[Saved entries]
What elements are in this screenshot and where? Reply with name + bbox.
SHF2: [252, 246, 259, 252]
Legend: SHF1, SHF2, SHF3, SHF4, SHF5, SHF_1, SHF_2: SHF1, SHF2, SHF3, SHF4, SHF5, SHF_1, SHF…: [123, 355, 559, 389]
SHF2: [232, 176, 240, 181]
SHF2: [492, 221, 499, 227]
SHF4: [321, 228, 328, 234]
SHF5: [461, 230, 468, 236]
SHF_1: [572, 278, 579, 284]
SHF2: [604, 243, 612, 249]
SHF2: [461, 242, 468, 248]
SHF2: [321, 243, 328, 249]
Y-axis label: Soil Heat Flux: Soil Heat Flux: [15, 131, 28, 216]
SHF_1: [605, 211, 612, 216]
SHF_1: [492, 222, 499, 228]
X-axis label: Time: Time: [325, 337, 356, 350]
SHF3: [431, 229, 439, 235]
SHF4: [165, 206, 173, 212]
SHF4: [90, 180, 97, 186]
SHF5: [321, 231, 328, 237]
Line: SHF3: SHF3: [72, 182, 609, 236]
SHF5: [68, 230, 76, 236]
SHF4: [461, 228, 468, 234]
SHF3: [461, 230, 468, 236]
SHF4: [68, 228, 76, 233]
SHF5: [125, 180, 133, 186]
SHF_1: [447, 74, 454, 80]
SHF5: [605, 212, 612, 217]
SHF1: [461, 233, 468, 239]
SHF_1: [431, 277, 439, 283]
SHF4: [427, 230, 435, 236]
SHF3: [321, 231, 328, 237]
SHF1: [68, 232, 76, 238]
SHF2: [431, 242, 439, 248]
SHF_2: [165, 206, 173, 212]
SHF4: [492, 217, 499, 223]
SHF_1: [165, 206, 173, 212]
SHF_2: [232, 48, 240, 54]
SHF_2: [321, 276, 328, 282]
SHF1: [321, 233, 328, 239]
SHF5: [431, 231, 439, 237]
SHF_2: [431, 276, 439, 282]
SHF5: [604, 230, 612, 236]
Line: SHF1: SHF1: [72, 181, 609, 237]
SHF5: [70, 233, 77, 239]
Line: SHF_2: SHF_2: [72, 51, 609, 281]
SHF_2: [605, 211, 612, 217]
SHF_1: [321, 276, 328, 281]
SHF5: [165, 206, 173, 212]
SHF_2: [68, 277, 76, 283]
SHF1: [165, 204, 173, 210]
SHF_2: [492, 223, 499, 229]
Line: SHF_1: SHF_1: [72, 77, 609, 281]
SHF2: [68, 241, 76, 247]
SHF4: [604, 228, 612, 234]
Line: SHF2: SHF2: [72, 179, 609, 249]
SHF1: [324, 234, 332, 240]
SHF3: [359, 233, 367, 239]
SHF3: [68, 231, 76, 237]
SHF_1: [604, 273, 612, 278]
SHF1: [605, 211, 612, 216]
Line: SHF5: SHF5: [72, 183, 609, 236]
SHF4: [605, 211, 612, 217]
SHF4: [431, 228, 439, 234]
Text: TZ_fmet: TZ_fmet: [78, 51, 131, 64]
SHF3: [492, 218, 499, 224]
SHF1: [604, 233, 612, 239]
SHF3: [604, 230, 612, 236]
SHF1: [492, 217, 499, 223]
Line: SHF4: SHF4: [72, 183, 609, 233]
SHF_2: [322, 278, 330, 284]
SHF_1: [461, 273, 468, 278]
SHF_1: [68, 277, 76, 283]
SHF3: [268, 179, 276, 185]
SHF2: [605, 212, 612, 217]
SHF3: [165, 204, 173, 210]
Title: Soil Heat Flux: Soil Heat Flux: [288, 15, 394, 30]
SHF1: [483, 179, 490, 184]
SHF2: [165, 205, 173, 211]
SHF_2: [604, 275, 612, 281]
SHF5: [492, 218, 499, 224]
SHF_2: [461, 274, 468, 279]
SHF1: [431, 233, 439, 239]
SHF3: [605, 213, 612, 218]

» **Brief**
Please repeat every line above word for word, in the same order.

» **Task result**
What elements are in this screenshot and where? Reply with name + bbox.
SHF2: [252, 246, 259, 252]
Legend: SHF1, SHF2, SHF3, SHF4, SHF5, SHF_1, SHF_2: SHF1, SHF2, SHF3, SHF4, SHF5, SHF_1, SHF…: [123, 355, 559, 389]
SHF2: [232, 176, 240, 181]
SHF2: [492, 221, 499, 227]
SHF4: [321, 228, 328, 234]
SHF5: [461, 230, 468, 236]
SHF_1: [572, 278, 579, 284]
SHF2: [604, 243, 612, 249]
SHF2: [461, 242, 468, 248]
SHF2: [321, 243, 328, 249]
Y-axis label: Soil Heat Flux: Soil Heat Flux: [15, 131, 28, 216]
SHF_1: [605, 211, 612, 216]
SHF_1: [492, 222, 499, 228]
X-axis label: Time: Time: [325, 337, 356, 350]
SHF3: [431, 229, 439, 235]
SHF4: [165, 206, 173, 212]
SHF4: [90, 180, 97, 186]
SHF5: [321, 231, 328, 237]
Line: SHF3: SHF3: [72, 182, 609, 236]
SHF5: [68, 230, 76, 236]
SHF4: [461, 228, 468, 234]
SHF3: [461, 230, 468, 236]
SHF4: [68, 228, 76, 233]
SHF5: [125, 180, 133, 186]
SHF_1: [447, 74, 454, 80]
SHF5: [605, 212, 612, 217]
SHF1: [461, 233, 468, 239]
SHF_1: [431, 277, 439, 283]
SHF4: [427, 230, 435, 236]
SHF3: [321, 231, 328, 237]
SHF1: [68, 232, 76, 238]
SHF2: [431, 242, 439, 248]
SHF_2: [165, 206, 173, 212]
SHF4: [492, 217, 499, 223]
SHF_1: [165, 206, 173, 212]
SHF_2: [232, 48, 240, 54]
SHF_2: [321, 276, 328, 282]
SHF1: [321, 233, 328, 239]
SHF5: [431, 231, 439, 237]
SHF_2: [431, 276, 439, 282]
SHF5: [604, 230, 612, 236]
Line: SHF1: SHF1: [72, 181, 609, 237]
SHF5: [70, 233, 77, 239]
Line: SHF_2: SHF_2: [72, 51, 609, 281]
SHF_2: [605, 211, 612, 217]
SHF_1: [321, 276, 328, 281]
SHF5: [165, 206, 173, 212]
SHF_2: [68, 277, 76, 283]
SHF1: [165, 204, 173, 210]
SHF_2: [492, 223, 499, 229]
Line: SHF_1: SHF_1: [72, 77, 609, 281]
SHF2: [68, 241, 76, 247]
SHF4: [604, 228, 612, 234]
Line: SHF2: SHF2: [72, 179, 609, 249]
SHF1: [324, 234, 332, 240]
SHF3: [359, 233, 367, 239]
SHF3: [68, 231, 76, 237]
SHF_1: [604, 273, 612, 278]
SHF1: [605, 211, 612, 216]
Line: SHF5: SHF5: [72, 183, 609, 236]
SHF4: [605, 211, 612, 217]
SHF4: [431, 228, 439, 234]
Text: TZ_fmet: TZ_fmet: [78, 51, 131, 64]
SHF3: [492, 218, 499, 224]
SHF1: [604, 233, 612, 239]
SHF3: [604, 230, 612, 236]
SHF1: [492, 217, 499, 223]
Line: SHF4: SHF4: [72, 183, 609, 233]
SHF_2: [322, 278, 330, 284]
SHF_1: [461, 273, 468, 278]
SHF_1: [68, 277, 76, 283]
SHF3: [268, 179, 276, 185]
SHF2: [605, 212, 612, 217]
SHF3: [165, 204, 173, 210]
Title: Soil Heat Flux: Soil Heat Flux: [288, 15, 394, 30]
SHF1: [483, 179, 490, 184]
SHF2: [165, 205, 173, 211]
SHF_2: [604, 275, 612, 281]
SHF5: [492, 218, 499, 224]
SHF_2: [461, 274, 468, 279]
SHF1: [431, 233, 439, 239]
SHF3: [605, 213, 612, 218]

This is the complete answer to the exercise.